Problem description:
Go through the entries below and pick out every line with "Name".

Stored data entries:
● ● ● ● ● ● ●

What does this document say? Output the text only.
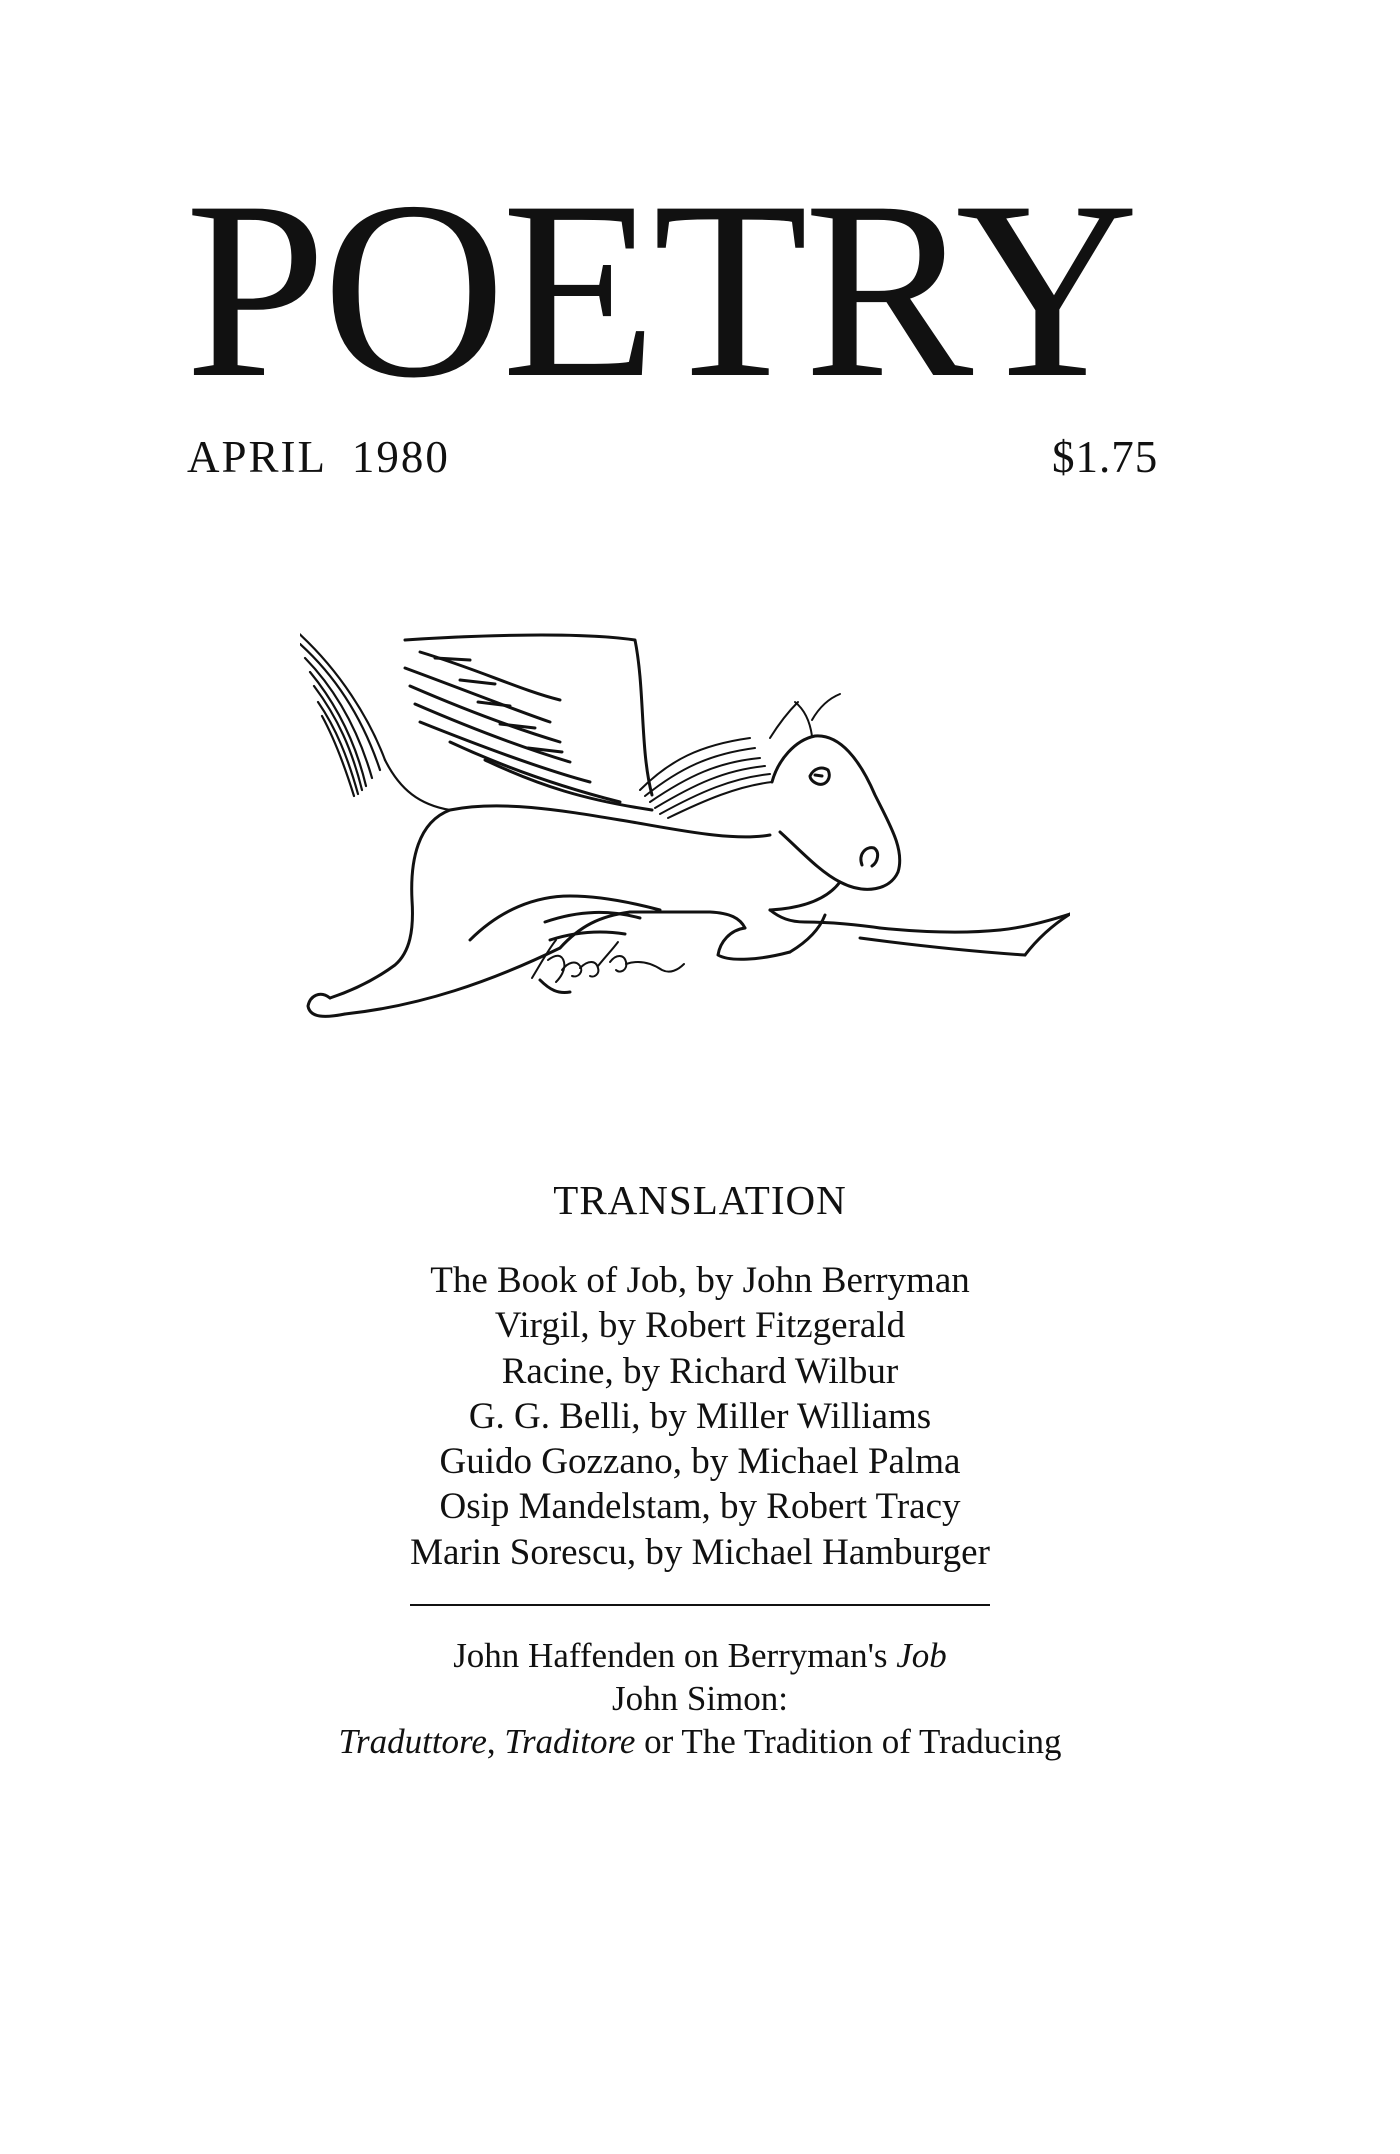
POETRY
APRIL  1980	$1.75
TRANSLATION
The Book of Job, by John Berryman
Virgil, by Robert Fitzgerald
Racine, by Richard Wilbur
G. G. Belli, by Miller Williams
Guido Gozzano, by Michael Palma
Osip Mandelstam, by Robert Tracy
Marin Sorescu, by Michael Hamburger
John Haffenden on Berryman's Job
John Simon:
Traduttore, Traditore or The Tradition of Traducing
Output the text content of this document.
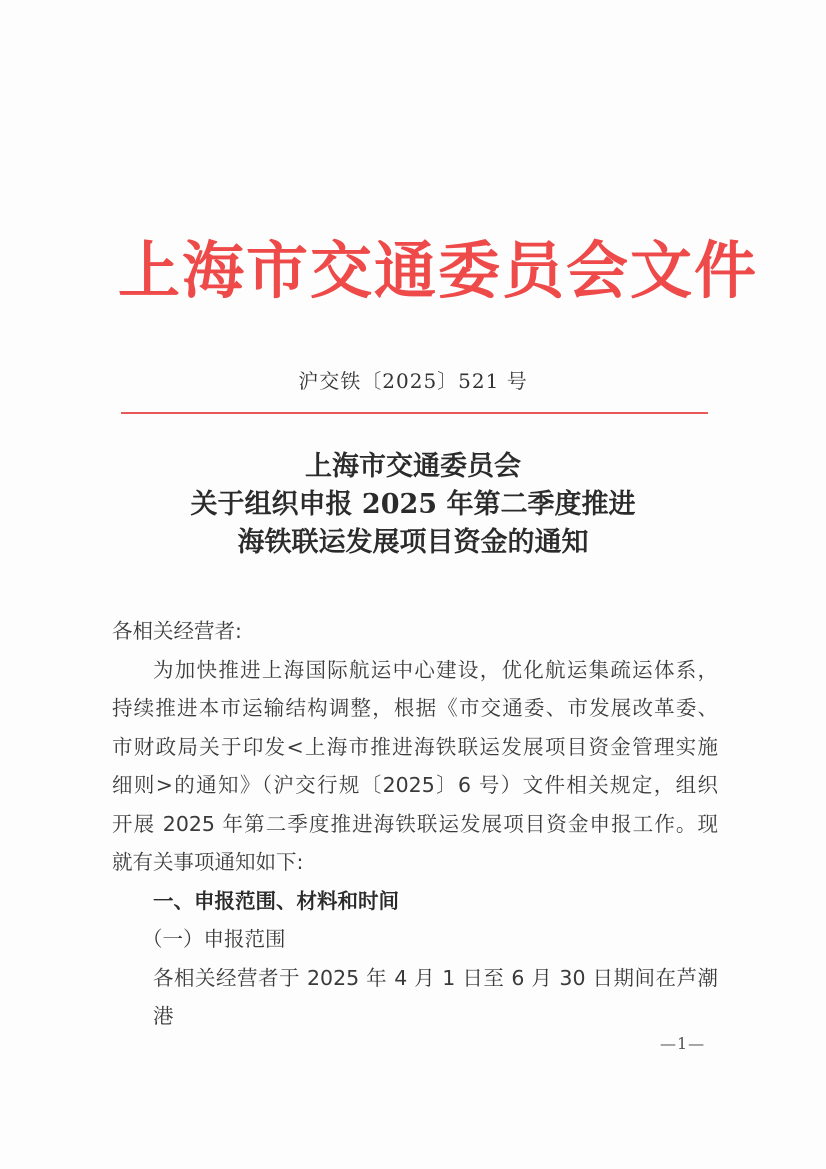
上海市交通委员会文件
沪交铁〔2025〕521 号
上海市交通委员会
关于组织申报 2025 年第二季度推进
海铁联运发展项目资金的通知
各相关经营者:
为加快推进上海国际航运中心建设，优化航运集疏运体系，
持续推进本市运输结构调整，根据《市交通委、市发展改革委、
市财政局关于印发<上海市推进海铁联运发展项目资金管理实施
细则>的通知》（沪交行规〔2025〕6 号）文件相关规定，组织
开展 2025 年第二季度推进海铁联运发展项目资金申报工作。现
就有关事项通知如下:
一、申报范围、材料和时间
（一）申报范围
各相关经营者于 2025 年 4 月 1 日至 6 月 30 日期间在芦潮港
—1—
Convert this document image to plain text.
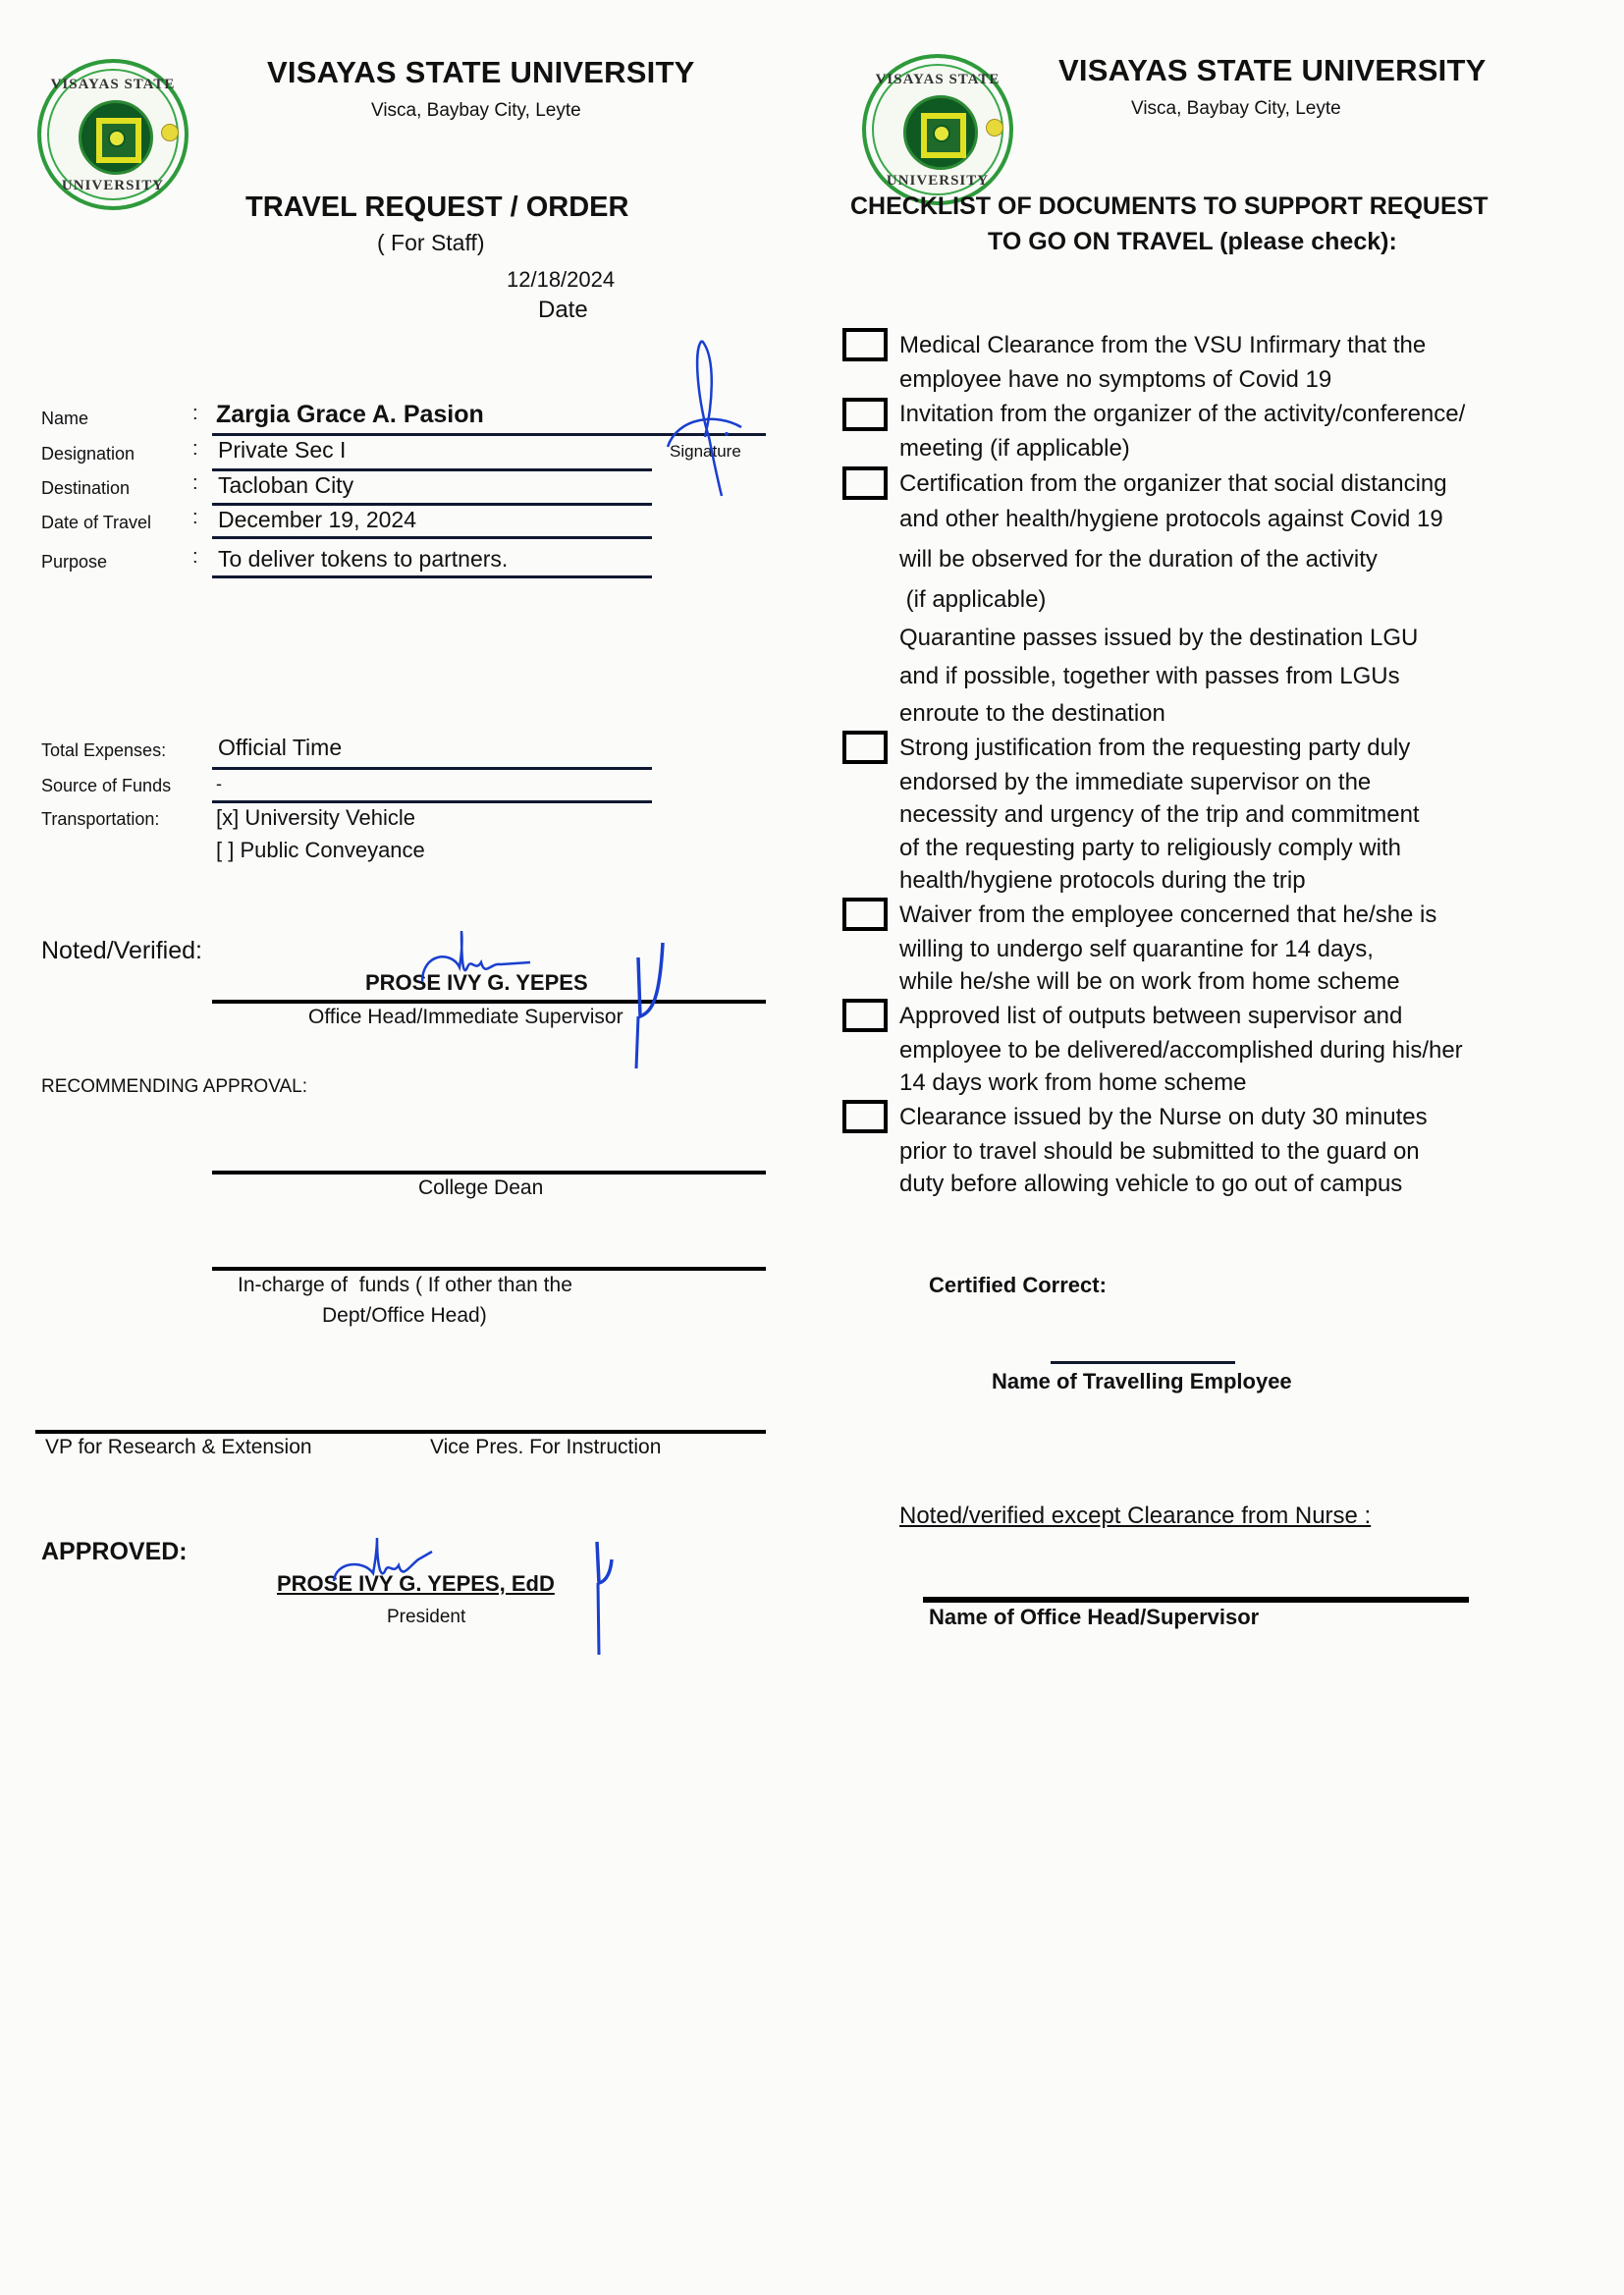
VISAYAS STATE
UNIVERSITY
VISAYAS STATE UNIVERSITY
Visca, Baybay City, Leyte
TRAVEL REQUEST / ORDER
( For Staff)
12/18/2024
Date
Name	: Zargia Grace A. Pasion
Signature
Designation	: Private Sec I
Destination	: Tacloban City
Date of Travel : December 19, 2024
Purpose	: To deliver tokens to partners.
Total Expenses: Official Time
Source of Funds	-
Transportation:	[x] University Vehicle
[ ] Public Conveyance
Noted/Verified:
PROSE IVY G. YEPES
Office Head/Immediate Supervisor
RECOMMENDING APPROVAL:
College Dean
In-charge of  funds ( If other than the
Dept/Office Head)
VP for Research & Extension	Vice Pres. For Instruction
APPROVED:
PROSE IVY G. YEPES, EdD
President
VISAYAS STATE
UNIVERSITY
VISAYAS STATE UNIVERSITY
Visca, Baybay City, Leyte
CHECKLIST OF DOCUMENTS TO SUPPORT REQUEST
TO GO ON TRAVEL (please check):
Medical Clearance from the VSU Infirmary that the
employee have no symptoms of Covid 19
Invitation from the organizer of the activity/conference/
meeting (if applicable)
Certification from the organizer that social distancing
and other health/hygiene protocols against Covid 19
will be observed for the duration of the activity
(if applicable)
Quarantine passes issued by the destination LGU
and if possible, together with passes from LGUs
enroute to the destination
Strong justification from the requesting party duly
endorsed by the immediate supervisor on the
necessity and urgency of the trip and commitment
of the requesting party to religiously comply with
health/hygiene protocols during the trip
Waiver from the employee concerned that he/she is
willing to undergo self quarantine for 14 days,
while he/she will be on work from home scheme
Approved list of outputs between supervisor and
employee to be delivered/accomplished during his/her
14 days work from home scheme
Clearance issued by the Nurse on duty 30 minutes
prior to travel should be submitted to the guard on
duty before allowing vehicle to go out of campus
Certified Correct:
Name of Travelling Employee
Noted/verified except Clearance from Nurse :
Name of Office Head/Supervisor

● ● ● ● ● ● ●

Solution:
Name	: Zargia Grace A. Pasion
Name of Travelling Employee
Name of Office Head/Supervisor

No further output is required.